Set exercise —
Can you quote every line of the data below verbatim, with no changes?

═══ Given data

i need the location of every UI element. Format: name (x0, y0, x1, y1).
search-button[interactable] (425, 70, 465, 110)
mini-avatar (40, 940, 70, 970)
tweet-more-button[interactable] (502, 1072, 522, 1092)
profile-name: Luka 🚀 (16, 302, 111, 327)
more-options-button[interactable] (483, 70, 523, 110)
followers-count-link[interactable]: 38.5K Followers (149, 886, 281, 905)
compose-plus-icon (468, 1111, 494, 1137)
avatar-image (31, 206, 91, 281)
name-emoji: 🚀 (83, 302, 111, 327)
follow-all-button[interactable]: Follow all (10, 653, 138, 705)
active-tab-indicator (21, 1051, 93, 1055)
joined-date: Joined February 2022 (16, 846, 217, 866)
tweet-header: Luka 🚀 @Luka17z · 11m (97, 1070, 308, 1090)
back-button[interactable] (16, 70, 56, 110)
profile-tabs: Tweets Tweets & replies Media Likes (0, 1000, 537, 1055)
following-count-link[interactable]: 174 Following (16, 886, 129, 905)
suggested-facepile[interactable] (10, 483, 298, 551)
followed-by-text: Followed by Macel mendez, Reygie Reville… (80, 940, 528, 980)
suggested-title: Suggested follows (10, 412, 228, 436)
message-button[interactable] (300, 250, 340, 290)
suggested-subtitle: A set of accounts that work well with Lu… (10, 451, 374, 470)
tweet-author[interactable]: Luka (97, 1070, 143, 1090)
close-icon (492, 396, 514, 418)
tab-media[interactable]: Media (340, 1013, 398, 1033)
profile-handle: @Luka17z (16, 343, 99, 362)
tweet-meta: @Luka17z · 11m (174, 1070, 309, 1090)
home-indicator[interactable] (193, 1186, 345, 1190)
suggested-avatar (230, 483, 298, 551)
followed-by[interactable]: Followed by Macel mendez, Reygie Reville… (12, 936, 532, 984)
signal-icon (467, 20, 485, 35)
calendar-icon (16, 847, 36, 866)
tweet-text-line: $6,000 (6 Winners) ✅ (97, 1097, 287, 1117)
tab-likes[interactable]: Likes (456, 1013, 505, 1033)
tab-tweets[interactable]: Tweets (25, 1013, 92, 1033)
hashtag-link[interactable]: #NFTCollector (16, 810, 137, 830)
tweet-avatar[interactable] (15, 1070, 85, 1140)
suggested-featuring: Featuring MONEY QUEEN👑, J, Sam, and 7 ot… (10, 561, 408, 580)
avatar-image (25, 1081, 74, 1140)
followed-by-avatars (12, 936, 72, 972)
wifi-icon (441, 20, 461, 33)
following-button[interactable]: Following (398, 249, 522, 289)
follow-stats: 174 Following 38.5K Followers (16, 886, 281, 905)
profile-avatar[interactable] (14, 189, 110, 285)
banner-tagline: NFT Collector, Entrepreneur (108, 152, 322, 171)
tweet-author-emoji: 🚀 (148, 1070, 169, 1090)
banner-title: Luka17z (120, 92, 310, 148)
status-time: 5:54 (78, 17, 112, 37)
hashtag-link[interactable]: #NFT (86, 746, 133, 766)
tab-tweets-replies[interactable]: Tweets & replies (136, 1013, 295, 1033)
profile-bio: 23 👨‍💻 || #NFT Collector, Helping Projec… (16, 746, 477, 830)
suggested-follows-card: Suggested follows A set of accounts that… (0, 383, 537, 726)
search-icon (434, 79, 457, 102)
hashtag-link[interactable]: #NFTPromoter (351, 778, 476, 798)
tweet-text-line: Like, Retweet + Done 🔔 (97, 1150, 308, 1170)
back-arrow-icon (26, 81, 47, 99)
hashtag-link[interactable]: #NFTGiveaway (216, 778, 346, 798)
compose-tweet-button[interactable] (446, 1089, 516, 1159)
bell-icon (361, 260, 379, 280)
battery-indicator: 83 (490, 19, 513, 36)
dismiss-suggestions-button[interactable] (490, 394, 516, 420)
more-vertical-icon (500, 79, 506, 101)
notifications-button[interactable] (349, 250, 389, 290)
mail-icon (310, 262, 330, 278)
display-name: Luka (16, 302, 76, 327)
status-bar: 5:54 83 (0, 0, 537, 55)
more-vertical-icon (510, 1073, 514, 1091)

══════

The output —
i need the location of every UI element. Format: name (x0, y0, x1, y1).
search-button[interactable] (425, 70, 465, 110)
mini-avatar (40, 940, 70, 970)
tweet-more-button[interactable] (502, 1072, 522, 1092)
profile-name: Luka 🚀 (16, 302, 111, 327)
more-options-button[interactable] (483, 70, 523, 110)
followers-count-link[interactable]: 38.5K Followers (149, 886, 281, 905)
compose-plus-icon (468, 1111, 494, 1137)
avatar-image (31, 206, 91, 281)
name-emoji: 🚀 (83, 302, 111, 327)
follow-all-button[interactable]: Follow all (10, 653, 138, 705)
active-tab-indicator (21, 1051, 93, 1055)
joined-date: Joined February 2022 (16, 846, 217, 866)
tweet-header: Luka 🚀 @Luka17z · 11m (97, 1070, 308, 1090)
back-button[interactable] (16, 70, 56, 110)
profile-tabs: Tweets Tweets & replies Media Likes (0, 1000, 537, 1055)
following-count-link[interactable]: 174 Following (16, 886, 129, 905)
suggested-facepile[interactable] (10, 483, 298, 551)
followed-by-text: Followed by Macel mendez, Reygie Reville… (80, 940, 528, 980)
suggested-title: Suggested follows (10, 412, 228, 436)
message-button[interactable] (300, 250, 340, 290)
suggested-subtitle: A set of accounts that work well with Lu… (10, 451, 374, 470)
tweet-author[interactable]: Luka (97, 1070, 143, 1090)
close-icon (492, 396, 514, 418)
tab-media[interactable]: Media (340, 1013, 398, 1033)
profile-handle: @Luka17z (16, 343, 99, 362)
tweet-meta: @Luka17z · 11m (174, 1070, 309, 1090)
home-indicator[interactable] (193, 1186, 345, 1190)
suggested-avatar (230, 483, 298, 551)
followed-by[interactable]: Followed by Macel mendez, Reygie Reville… (12, 936, 532, 984)
signal-icon (467, 20, 485, 35)
calendar-icon (16, 847, 36, 866)
tweet-text-line: $6,000 (6 Winners) ✅ (97, 1097, 287, 1117)
tab-likes[interactable]: Likes (456, 1013, 505, 1033)
tab-tweets[interactable]: Tweets (25, 1013, 92, 1033)
hashtag-link[interactable]: #NFTCollector (16, 810, 137, 830)
tweet-avatar[interactable] (15, 1070, 85, 1140)
suggested-featuring: Featuring MONEY QUEEN👑, J, Sam, and 7 ot… (10, 561, 408, 580)
avatar-image (25, 1081, 74, 1140)
followed-by-avatars (12, 936, 72, 972)
wifi-icon (441, 20, 461, 33)
following-button[interactable]: Following (398, 249, 522, 289)
follow-stats: 174 Following 38.5K Followers (16, 886, 281, 905)
profile-avatar[interactable] (14, 189, 110, 285)
banner-tagline: NFT Collector, Entrepreneur (108, 152, 322, 171)
tweet-author-emoji: 🚀 (148, 1070, 169, 1090)
banner-title: Luka17z (120, 92, 310, 148)
status-time: 5:54 (78, 17, 112, 37)
hashtag-link[interactable]: #NFT (86, 746, 133, 766)
tab-tweets-replies[interactable]: Tweets & replies (136, 1013, 295, 1033)
profile-bio: 23 👨‍💻 || #NFT Collector, Helping Projec… (16, 746, 477, 830)
suggested-follows-card: Suggested follows A set of accounts that… (0, 383, 537, 726)
search-icon (434, 79, 457, 102)
hashtag-link[interactable]: #NFTPromoter (351, 778, 476, 798)
tweet-text-line: Like, Retweet + Done 🔔 (97, 1150, 308, 1170)
back-arrow-icon (26, 81, 47, 99)
hashtag-link[interactable]: #NFTGiveaway (216, 778, 346, 798)
compose-tweet-button[interactable] (446, 1089, 516, 1159)
bell-icon (361, 260, 379, 280)
battery-indicator: 83 (490, 19, 513, 36)
dismiss-suggestions-button[interactable] (490, 394, 516, 420)
more-vertical-icon (500, 79, 506, 101)
notifications-button[interactable] (349, 250, 389, 290)
mail-icon (310, 262, 330, 278)
display-name: Luka (16, 302, 76, 327)
status-bar: 5:54 83 (0, 0, 537, 55)
more-vertical-icon (510, 1073, 514, 1091)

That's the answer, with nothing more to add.